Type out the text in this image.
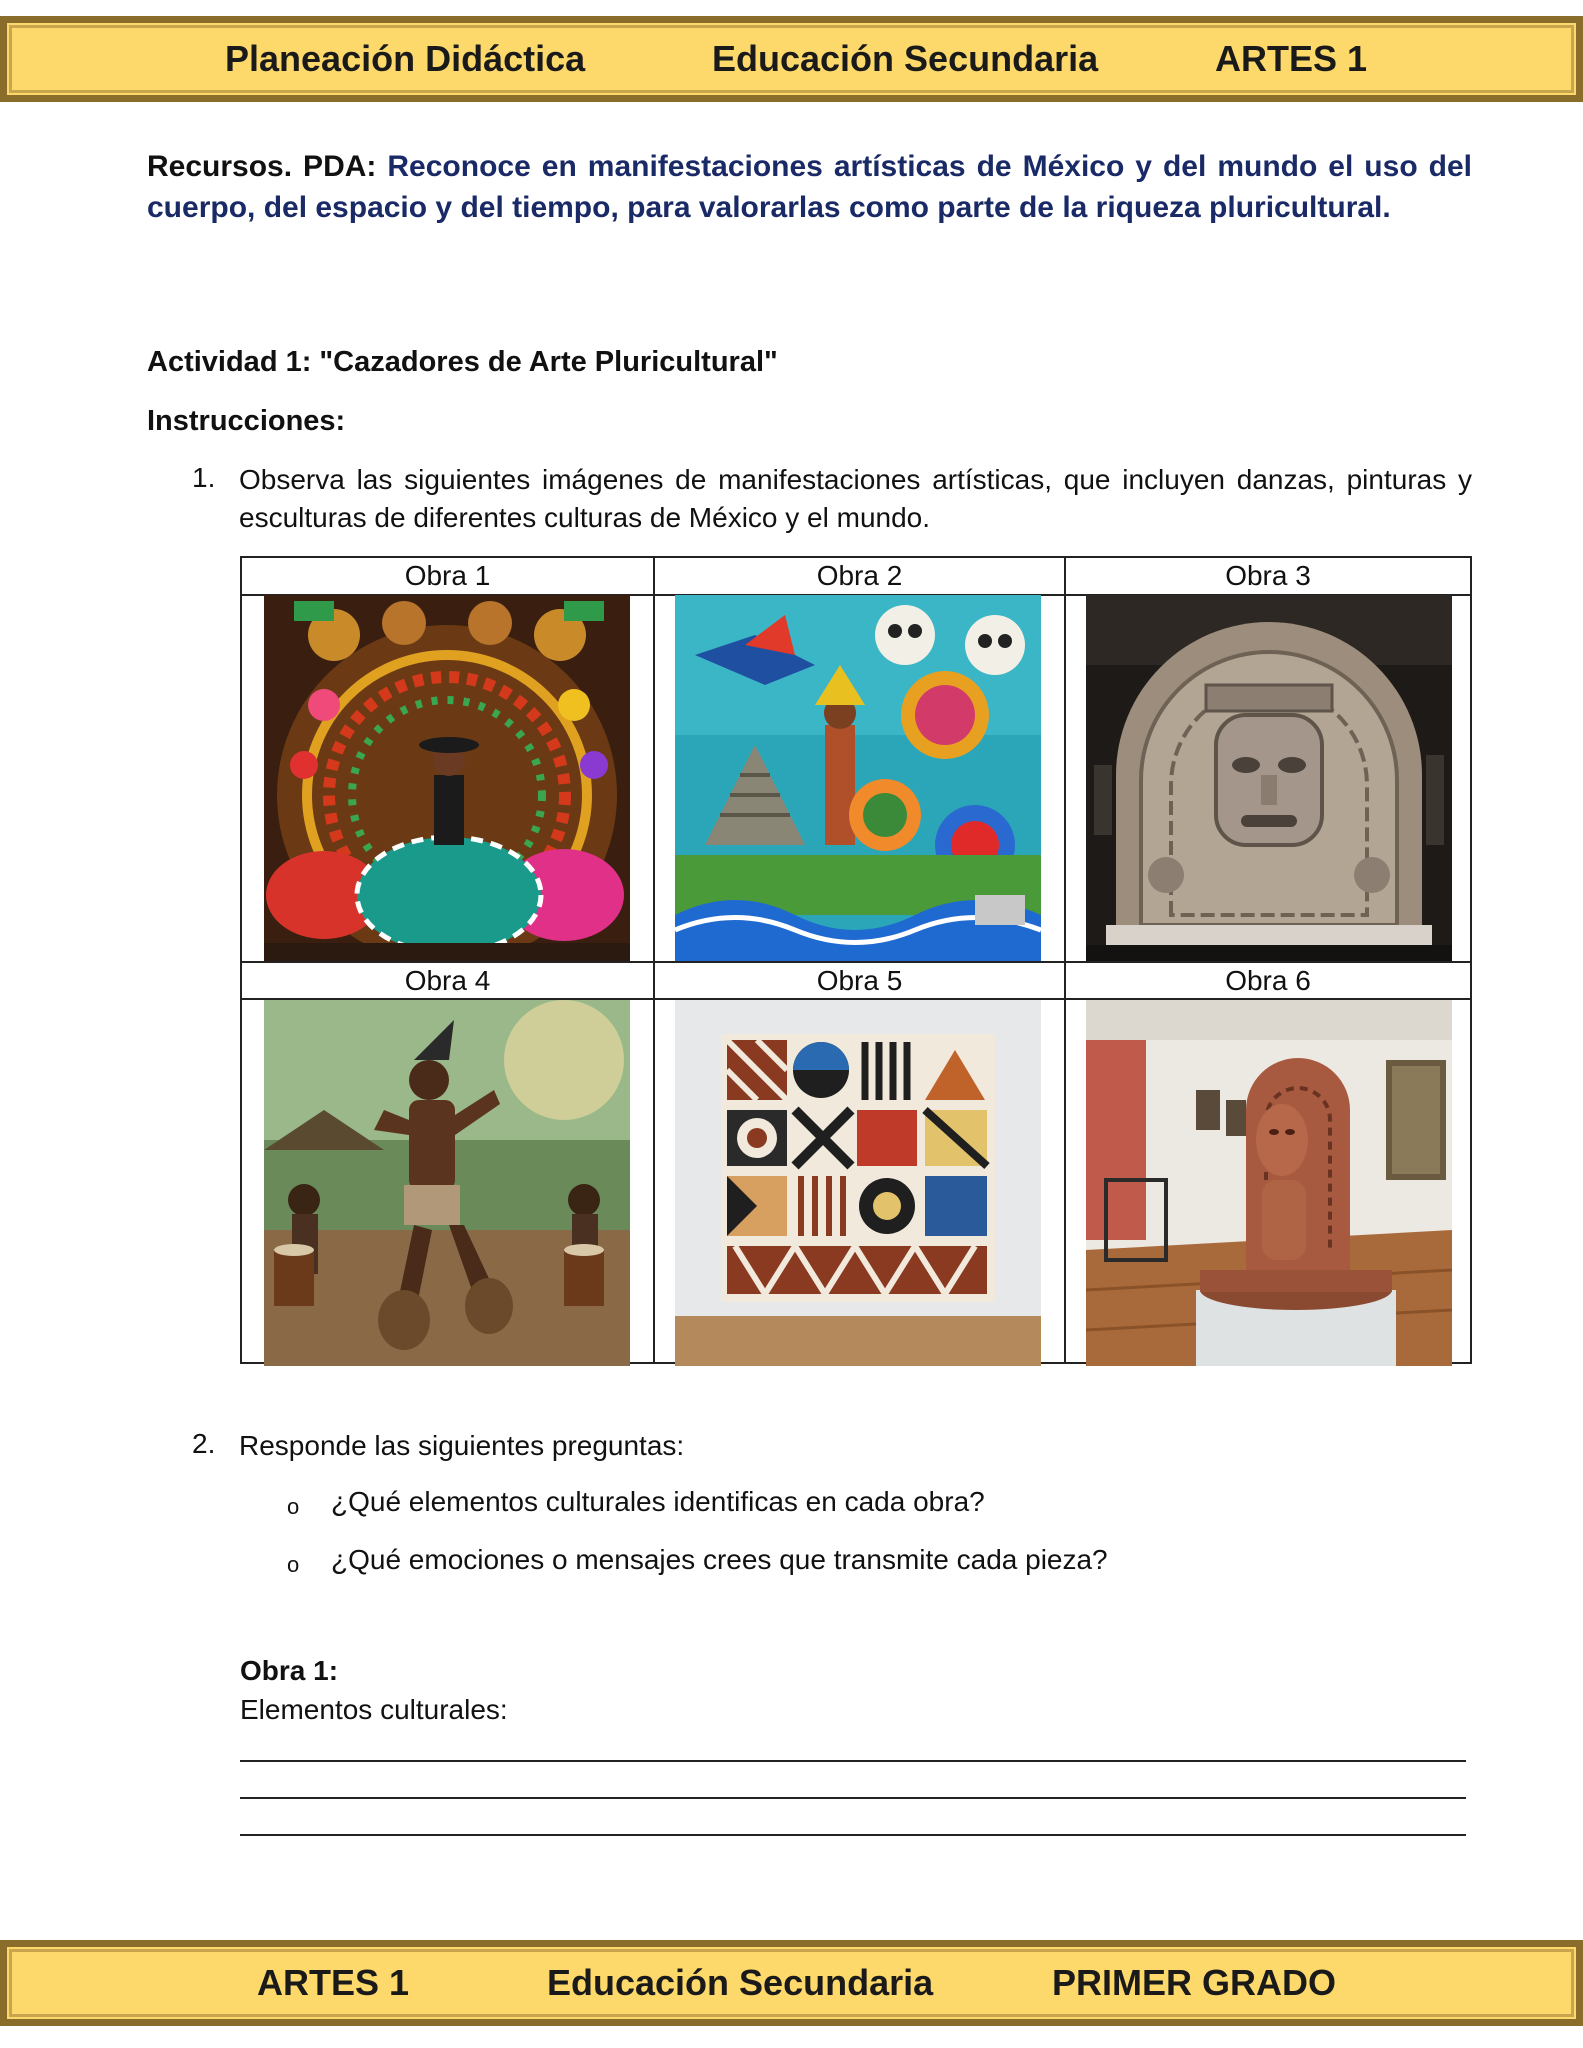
Planeación Didáctica	Educación Secundaria	ARTES 1
Recursos. PDA: Reconoce en manifestaciones artísticas de México y del mundo el uso del cuerpo, del espacio y del tiempo, para valorarlas como parte de la riqueza pluricultural.
Actividad 1: "Cazadores de Arte Pluricultural"
Instrucciones:
1. Observa las siguientes imágenes de manifestaciones artísticas, que incluyen danzas, pinturas y esculturas de diferentes culturas de México y el mundo.
Obra 1	Obra 2	Obra 3
Obra 4	Obra 5	Obra 6
2. Responde las siguientes preguntas:
o ¿Qué elementos culturales identificas en cada obra?
o ¿Qué emociones o mensajes crees que transmite cada pieza?
Obra 1:
Elementos culturales:
ARTES 1	Educación Secundaria	PRIMER GRADO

● ● ● ● ● ● ●

• _Exercise directions_: Omit every picture while copying the listing above exactly.

• _Response box_:
Type out the text in this image.
Planeación Didáctica	Educación Secundaria	ARTES 1
Recursos. PDA: Reconoce en manifestaciones artísticas de México y del mundo el uso del cuerpo, del espacio y del tiempo, para valorarlas como parte de la riqueza pluricultural.
Actividad 1: "Cazadores de Arte Pluricultural"
Instrucciones:
1. Observa las siguientes imágenes de manifestaciones artísticas, que incluyen danzas, pinturas y esculturas de diferentes culturas de México y el mundo.
Obra 1	Obra 2	Obra 3
Obra 4	Obra 5	Obra 6
2. Responde las siguientes preguntas:
o ¿Qué elementos culturales identificas en cada obra?
o ¿Qué emociones o mensajes crees que transmite cada pieza?
Obra 1:
Elementos culturales:
ARTES 1	Educación Secundaria	PRIMER GRADO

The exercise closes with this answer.